> [Problem to work on]: Write out the records below again, switching every "Text" to "Label" and leaving everything else as it is. Omit the pictures from your answer.

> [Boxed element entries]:

# # # # # # #

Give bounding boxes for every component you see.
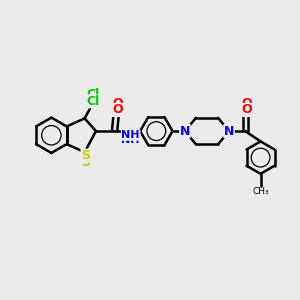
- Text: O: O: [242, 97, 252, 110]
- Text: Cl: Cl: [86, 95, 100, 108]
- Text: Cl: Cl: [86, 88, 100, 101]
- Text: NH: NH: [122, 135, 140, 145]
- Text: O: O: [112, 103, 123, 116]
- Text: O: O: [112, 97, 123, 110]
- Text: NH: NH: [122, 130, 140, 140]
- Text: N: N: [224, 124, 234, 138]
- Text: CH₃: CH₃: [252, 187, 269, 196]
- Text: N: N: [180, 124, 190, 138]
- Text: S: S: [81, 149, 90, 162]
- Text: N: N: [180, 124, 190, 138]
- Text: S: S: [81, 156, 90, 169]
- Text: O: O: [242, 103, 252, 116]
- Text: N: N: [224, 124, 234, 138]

# # # # # # #

> [Task response]:
Give bounding boxes for every component you see.
- Label: O: O: [242, 97, 252, 110]
- Label: Cl: Cl: [86, 95, 100, 108]
- Label: Cl: Cl: [86, 88, 100, 101]
- Label: NH: NH: [122, 135, 140, 145]
- Label: O: O: [112, 103, 123, 116]
- Label: O: O: [112, 97, 123, 110]
- Label: NH: NH: [122, 130, 140, 140]
- Label: N: N: [224, 124, 234, 138]
- Label: CH₃: CH₃: [252, 187, 269, 196]
- Label: N: N: [180, 124, 190, 138]
- Label: S: S: [81, 149, 90, 162]
- Label: N: N: [180, 124, 190, 138]
- Label: S: S: [81, 156, 90, 169]
- Label: O: O: [242, 103, 252, 116]
- Label: N: N: [224, 124, 234, 138]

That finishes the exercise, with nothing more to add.